*INSTRUCTIONS TO FOLLOW*
Restate the entries word for word, omitting nothing.

*SUPPLIED DATA*
□ □ □
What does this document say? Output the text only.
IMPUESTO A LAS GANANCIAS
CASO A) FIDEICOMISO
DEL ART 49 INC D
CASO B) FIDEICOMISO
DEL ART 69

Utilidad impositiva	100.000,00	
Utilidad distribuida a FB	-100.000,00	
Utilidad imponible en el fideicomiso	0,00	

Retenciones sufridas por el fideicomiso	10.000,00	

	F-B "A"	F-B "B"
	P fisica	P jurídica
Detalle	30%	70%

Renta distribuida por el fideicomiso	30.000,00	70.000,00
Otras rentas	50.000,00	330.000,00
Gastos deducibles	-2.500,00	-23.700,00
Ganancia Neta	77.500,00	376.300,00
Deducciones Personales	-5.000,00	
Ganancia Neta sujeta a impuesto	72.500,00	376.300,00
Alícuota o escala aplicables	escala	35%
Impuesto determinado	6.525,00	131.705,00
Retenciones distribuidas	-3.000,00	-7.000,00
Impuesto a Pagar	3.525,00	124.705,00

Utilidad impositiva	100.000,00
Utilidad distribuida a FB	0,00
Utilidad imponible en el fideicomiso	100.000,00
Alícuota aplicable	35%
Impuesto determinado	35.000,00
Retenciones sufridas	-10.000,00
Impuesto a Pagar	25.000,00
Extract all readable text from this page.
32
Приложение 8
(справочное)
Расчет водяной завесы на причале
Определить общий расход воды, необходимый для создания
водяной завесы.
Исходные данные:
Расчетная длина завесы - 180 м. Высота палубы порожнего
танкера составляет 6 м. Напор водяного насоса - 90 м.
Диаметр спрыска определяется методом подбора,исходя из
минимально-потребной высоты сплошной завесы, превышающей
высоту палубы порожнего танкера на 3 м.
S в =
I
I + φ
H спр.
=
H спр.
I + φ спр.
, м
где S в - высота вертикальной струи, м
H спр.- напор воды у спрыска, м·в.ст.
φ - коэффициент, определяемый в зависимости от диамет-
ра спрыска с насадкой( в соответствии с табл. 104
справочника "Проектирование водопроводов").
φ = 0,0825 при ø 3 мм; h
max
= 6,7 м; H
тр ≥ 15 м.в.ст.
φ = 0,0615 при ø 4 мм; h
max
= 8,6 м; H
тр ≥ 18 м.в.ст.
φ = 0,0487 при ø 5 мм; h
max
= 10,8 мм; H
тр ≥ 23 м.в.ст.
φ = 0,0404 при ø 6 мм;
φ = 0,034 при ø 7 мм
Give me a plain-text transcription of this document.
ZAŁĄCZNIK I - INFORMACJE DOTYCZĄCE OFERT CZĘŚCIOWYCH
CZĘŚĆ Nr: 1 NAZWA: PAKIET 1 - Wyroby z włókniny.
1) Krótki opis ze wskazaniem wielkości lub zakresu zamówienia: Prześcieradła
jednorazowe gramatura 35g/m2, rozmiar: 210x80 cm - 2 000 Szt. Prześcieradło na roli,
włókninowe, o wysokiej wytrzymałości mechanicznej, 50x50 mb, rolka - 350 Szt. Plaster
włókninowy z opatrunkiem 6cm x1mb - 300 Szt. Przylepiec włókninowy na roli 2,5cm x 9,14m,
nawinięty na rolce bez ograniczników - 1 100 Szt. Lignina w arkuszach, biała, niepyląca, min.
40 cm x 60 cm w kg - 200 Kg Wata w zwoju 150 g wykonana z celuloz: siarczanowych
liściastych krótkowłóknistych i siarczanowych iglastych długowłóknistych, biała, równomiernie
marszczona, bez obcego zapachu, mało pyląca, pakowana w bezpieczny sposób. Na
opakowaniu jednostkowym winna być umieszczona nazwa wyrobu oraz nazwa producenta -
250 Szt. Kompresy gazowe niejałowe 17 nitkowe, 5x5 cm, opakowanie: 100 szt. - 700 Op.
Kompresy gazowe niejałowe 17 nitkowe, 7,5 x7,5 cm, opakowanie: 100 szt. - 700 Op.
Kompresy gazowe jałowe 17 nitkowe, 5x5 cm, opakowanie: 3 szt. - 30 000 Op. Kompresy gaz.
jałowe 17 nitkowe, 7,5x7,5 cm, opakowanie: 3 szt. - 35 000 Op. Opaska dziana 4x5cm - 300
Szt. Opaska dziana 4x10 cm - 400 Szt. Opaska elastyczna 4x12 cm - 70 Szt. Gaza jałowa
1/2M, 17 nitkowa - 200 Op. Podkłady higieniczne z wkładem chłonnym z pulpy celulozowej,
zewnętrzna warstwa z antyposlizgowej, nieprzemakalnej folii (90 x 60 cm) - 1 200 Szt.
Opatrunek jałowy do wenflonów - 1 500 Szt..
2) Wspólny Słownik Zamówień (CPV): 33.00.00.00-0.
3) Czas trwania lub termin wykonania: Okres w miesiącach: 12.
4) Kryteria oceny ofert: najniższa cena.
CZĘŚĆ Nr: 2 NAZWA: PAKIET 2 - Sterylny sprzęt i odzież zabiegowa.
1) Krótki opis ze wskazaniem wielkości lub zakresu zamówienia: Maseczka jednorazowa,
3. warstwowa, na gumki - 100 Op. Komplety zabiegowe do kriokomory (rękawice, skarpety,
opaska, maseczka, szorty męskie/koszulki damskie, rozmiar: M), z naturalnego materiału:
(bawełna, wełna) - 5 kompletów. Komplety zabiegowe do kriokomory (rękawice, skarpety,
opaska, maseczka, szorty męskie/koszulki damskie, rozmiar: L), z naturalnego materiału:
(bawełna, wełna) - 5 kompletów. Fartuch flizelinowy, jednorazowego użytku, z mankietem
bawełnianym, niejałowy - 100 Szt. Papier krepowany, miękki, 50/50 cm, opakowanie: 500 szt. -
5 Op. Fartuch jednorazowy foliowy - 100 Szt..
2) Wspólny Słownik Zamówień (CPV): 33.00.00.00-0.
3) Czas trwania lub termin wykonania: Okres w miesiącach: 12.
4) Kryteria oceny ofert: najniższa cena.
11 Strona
□ □ □
*EXPECTED ANSWER*
What does this document say? Output the text only.
IMPUESTO A LAS GANANCIAS
CASO A) FIDEICOMISO
DEL ART 49 INC D
CASO B) FIDEICOMISO
DEL ART 69

Utilidad impositiva	100.000,00	
Utilidad distribuida a FB	-100.000,00	
Utilidad imponible en el fideicomiso	0,00	

Retenciones sufridas por el fideicomiso	10.000,00	

	F-B "A"	F-B "B"
	P fisica	P jurídica
Detalle	30%	70%

Renta distribuida por el fideicomiso	30.000,00	70.000,00
Otras rentas	50.000,00	330.000,00
Gastos deducibles	-2.500,00	-23.700,00
Ganancia Neta	77.500,00	376.300,00
Deducciones Personales	-5.000,00	
Ganancia Neta sujeta a impuesto	72.500,00	376.300,00
Alícuota o escala aplicables	escala	35%
Impuesto determinado	6.525,00	131.705,00
Retenciones distribuidas	-3.000,00	-7.000,00
Impuesto a Pagar	3.525,00	124.705,00

Utilidad impositiva	100.000,00
Utilidad distribuida a FB	0,00
Utilidad imponible en el fideicomiso	100.000,00
Alícuota aplicable	35%
Impuesto determinado	35.000,00
Retenciones sufridas	-10.000,00
Impuesto a Pagar	25.000,00
Extract all readable text from this page.
32
Приложение 8
(справочное)
Расчет водяной завесы на причале
Определить общий расход воды, необходимый для создания
водяной завесы.
Исходные данные:
Расчетная длина завесы - 180 м. Высота палубы порожнего
танкера составляет 6 м. Напор водяного насоса - 90 м.
Диаметр спрыска определяется методом подбора,исходя из
минимально-потребной высоты сплошной завесы, превышающей
высоту палубы порожнего танкера на 3 м.
S в =
I
I + φ
H спр.
=
H спр.
I + φ спр.
, м
где S в - высота вертикальной струи, м
H спр.- напор воды у спрыска, м·в.ст.
φ - коэффициент, определяемый в зависимости от диамет-
ра спрыска с насадкой( в соответствии с табл. 104
справочника "Проектирование водопроводов").
φ = 0,0825 при ø 3 мм; h
max
= 6,7 м; H
тр ≥ 15 м.в.ст.
φ = 0,0615 при ø 4 мм; h
max
= 8,6 м; H
тр ≥ 18 м.в.ст.
φ = 0,0487 при ø 5 мм; h
max
= 10,8 мм; H
тр ≥ 23 м.в.ст.
φ = 0,0404 при ø 6 мм;
φ = 0,034 при ø 7 мм
Give me a plain-text transcription of this document.
ZAŁĄCZNIK I - INFORMACJE DOTYCZĄCE OFERT CZĘŚCIOWYCH
CZĘŚĆ Nr: 1 NAZWA: PAKIET 1 - Wyroby z włókniny.
1) Krótki opis ze wskazaniem wielkości lub zakresu zamówienia: Prześcieradła
jednorazowe gramatura 35g/m2, rozmiar: 210x80 cm - 2 000 Szt. Prześcieradło na roli,
włókninowe, o wysokiej wytrzymałości mechanicznej, 50x50 mb, rolka - 350 Szt. Plaster
włókninowy z opatrunkiem 6cm x1mb - 300 Szt. Przylepiec włókninowy na roli 2,5cm x 9,14m,
nawinięty na rolce bez ograniczników - 1 100 Szt. Lignina w arkuszach, biała, niepyląca, min.
40 cm x 60 cm w kg - 200 Kg Wata w zwoju 150 g wykonana z celuloz: siarczanowych
liściastych krótkowłóknistych i siarczanowych iglastych długowłóknistych, biała, równomiernie
marszczona, bez obcego zapachu, mało pyląca, pakowana w bezpieczny sposób. Na
opakowaniu jednostkowym winna być umieszczona nazwa wyrobu oraz nazwa producenta -
250 Szt. Kompresy gazowe niejałowe 17 nitkowe, 5x5 cm, opakowanie: 100 szt. - 700 Op.
Kompresy gazowe niejałowe 17 nitkowe, 7,5 x7,5 cm, opakowanie: 100 szt. - 700 Op.
Kompresy gazowe jałowe 17 nitkowe, 5x5 cm, opakowanie: 3 szt. - 30 000 Op. Kompresy gaz.
jałowe 17 nitkowe, 7,5x7,5 cm, opakowanie: 3 szt. - 35 000 Op. Opaska dziana 4x5cm - 300
Szt. Opaska dziana 4x10 cm - 400 Szt. Opaska elastyczna 4x12 cm - 70 Szt. Gaza jałowa
1/2M, 17 nitkowa - 200 Op. Podkłady higieniczne z wkładem chłonnym z pulpy celulozowej,
zewnętrzna warstwa z antyposlizgowej, nieprzemakalnej folii (90 x 60 cm) - 1 200 Szt.
Opatrunek jałowy do wenflonów - 1 500 Szt..
2) Wspólny Słownik Zamówień (CPV): 33.00.00.00-0.
3) Czas trwania lub termin wykonania: Okres w miesiącach: 12.
4) Kryteria oceny ofert: najniższa cena.
CZĘŚĆ Nr: 2 NAZWA: PAKIET 2 - Sterylny sprzęt i odzież zabiegowa.
1) Krótki opis ze wskazaniem wielkości lub zakresu zamówienia: Maseczka jednorazowa,
3. warstwowa, na gumki - 100 Op. Komplety zabiegowe do kriokomory (rękawice, skarpety,
opaska, maseczka, szorty męskie/koszulki damskie, rozmiar: M), z naturalnego materiału:
(bawełna, wełna) - 5 kompletów. Komplety zabiegowe do kriokomory (rękawice, skarpety,
opaska, maseczka, szorty męskie/koszulki damskie, rozmiar: L), z naturalnego materiału:
(bawełna, wełna) - 5 kompletów. Fartuch flizelinowy, jednorazowego użytku, z mankietem
bawełnianym, niejałowy - 100 Szt. Papier krepowany, miękki, 50/50 cm, opakowanie: 500 szt. -
5 Op. Fartuch jednorazowy foliowy - 100 Szt..
2) Wspólny Słownik Zamówień (CPV): 33.00.00.00-0.
3) Czas trwania lub termin wykonania: Okres w miesiącach: 12.
4) Kryteria oceny ofert: najniższa cena.
11 Strona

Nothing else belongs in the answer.